Begin
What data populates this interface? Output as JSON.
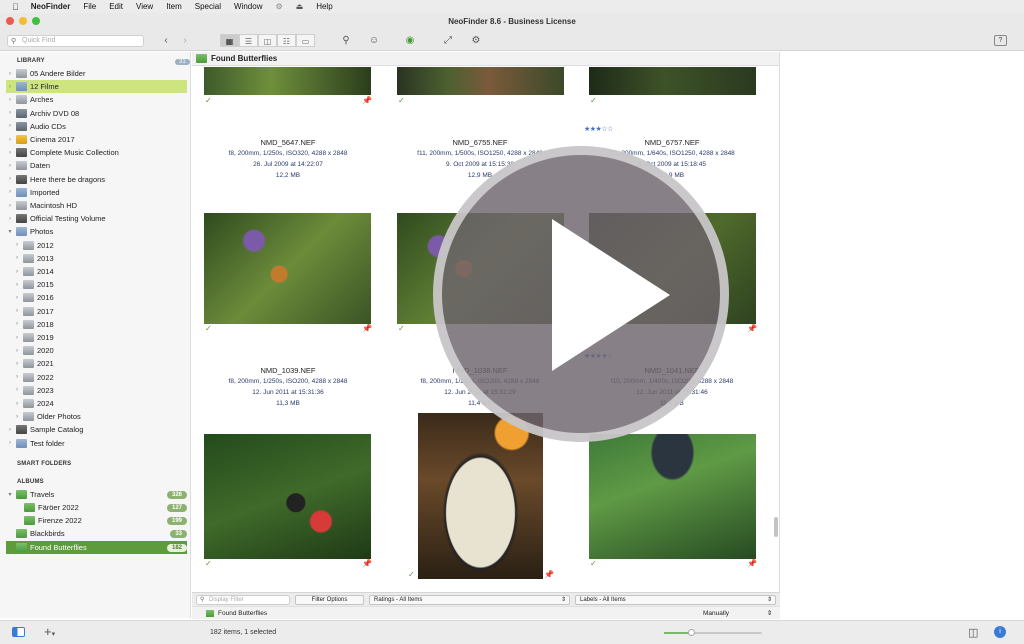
{
  "menubar": {
    "app": "NeoFinder",
    "items": [
      "File",
      "Edit",
      "View",
      "Item",
      "Special",
      "Window",
      "Help"
    ]
  },
  "window": {
    "title": "NeoFinder 8.6 - Business License"
  },
  "toolbar": {
    "quickfind_placeholder": "Quick Find",
    "help": "?"
  },
  "sidebar": {
    "library_label": "LIBRARY",
    "library_count": "31",
    "library": [
      {
        "label": "05 Andere Bilder",
        "icon": "gray"
      },
      {
        "label": "12 Filme",
        "icon": "folder",
        "highlight": true
      },
      {
        "label": "Arches",
        "icon": "gray"
      },
      {
        "label": "Archiv DVD 08",
        "icon": "cd"
      },
      {
        "label": "Audio CDs",
        "icon": "cd"
      },
      {
        "label": "Cinema 2017",
        "icon": "yellow"
      },
      {
        "label": "Complete Music Collection",
        "icon": "dark"
      },
      {
        "label": "Daten",
        "icon": "gray"
      },
      {
        "label": "Here there be dragons",
        "icon": "dark"
      },
      {
        "label": "Imported",
        "icon": "folder"
      },
      {
        "label": "Macintosh HD",
        "icon": "gray"
      },
      {
        "label": "Official Testing Volume",
        "icon": "dark"
      },
      {
        "label": "Photos",
        "icon": "folder"
      },
      {
        "label": "2012",
        "icon": "gray"
      },
      {
        "label": "2013",
        "icon": "gray"
      },
      {
        "label": "2014",
        "icon": "gray"
      },
      {
        "label": "2015",
        "icon": "gray"
      },
      {
        "label": "2016",
        "icon": "gray"
      },
      {
        "label": "2017",
        "icon": "gray"
      },
      {
        "label": "2018",
        "icon": "gray"
      },
      {
        "label": "2019",
        "icon": "gray"
      },
      {
        "label": "2020",
        "icon": "gray"
      },
      {
        "label": "2021",
        "icon": "gray"
      },
      {
        "label": "2022",
        "icon": "gray"
      },
      {
        "label": "2023",
        "icon": "gray"
      },
      {
        "label": "2024",
        "icon": "gray"
      },
      {
        "label": "Older Photos",
        "icon": "gray"
      },
      {
        "label": "Sample Catalog",
        "icon": "dark"
      },
      {
        "label": "Test folder",
        "icon": "folder"
      }
    ],
    "smart_label": "SMART FOLDERS",
    "albums_label": "ALBUMS",
    "albums": [
      {
        "label": "Travels",
        "badge": "326"
      },
      {
        "label": "Färöer 2022",
        "badge": "127"
      },
      {
        "label": "Firenze 2022",
        "badge": "199"
      },
      {
        "label": "Blackbirds",
        "badge": "33"
      },
      {
        "label": "Found Butterflies",
        "badge": "182",
        "selected": true
      }
    ]
  },
  "content": {
    "title": "Found Butterflies",
    "items": [
      {
        "file": "NMD_5647.NEF",
        "meta": "f8, 200mm, 1/250s, ISO320, 4288 x 2848",
        "date": "26. Jul 2009 at 14:22:07",
        "size": "12,2 MB"
      },
      {
        "file": "NMD_6755.NEF",
        "meta": "f11, 200mm, 1/500s, ISO1250, 4288 x 2848",
        "date": "9. Oct 2009 at 15:15:38",
        "size": "12,9 MB"
      },
      {
        "file": "NMD_6757.NEF",
        "meta": "f11, 200mm, 1/640s, ISO1250, 4288 x 2848",
        "date": "9. Oct 2009 at 15:18:45",
        "size": "12,9 MB"
      },
      {
        "file": "NMD_1039.NEF",
        "meta": "f8, 200mm, 1/250s, ISO200, 4288 x 2848",
        "date": "12. Jun 2011 at 15:31:36",
        "size": "11,3 MB"
      },
      {
        "file": "NMD_1038.NEF",
        "meta": "f8, 200mm, 1/250s, ISO200, 4288 x 2848",
        "date": "12. Jun 2011 at 15:31:29",
        "size": "11,4 MB"
      },
      {
        "file": "NMD_1041.NEF",
        "meta": "f10, 200mm, 1/400s, ISO200, 4288 x 2848",
        "date": "12. Jun 2011 at 15:31:46",
        "size": "11,4 MB"
      }
    ]
  },
  "filterbar": {
    "display_filter": "Display Filter",
    "filter_options": "Filter Options",
    "ratings": "Ratings - All Items",
    "labels": "Labels - All Items"
  },
  "pathbar": {
    "path": "Found Butterflies",
    "sort": "Manually"
  },
  "status": {
    "count": "182 items, 1 selected",
    "zoom": 0.28
  }
}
End
## Task to complete
Copy every line of the entries above in which "selected" occurs.

## Answer for this exercise
        "selected": true
    "count": "182 items, 1 selected",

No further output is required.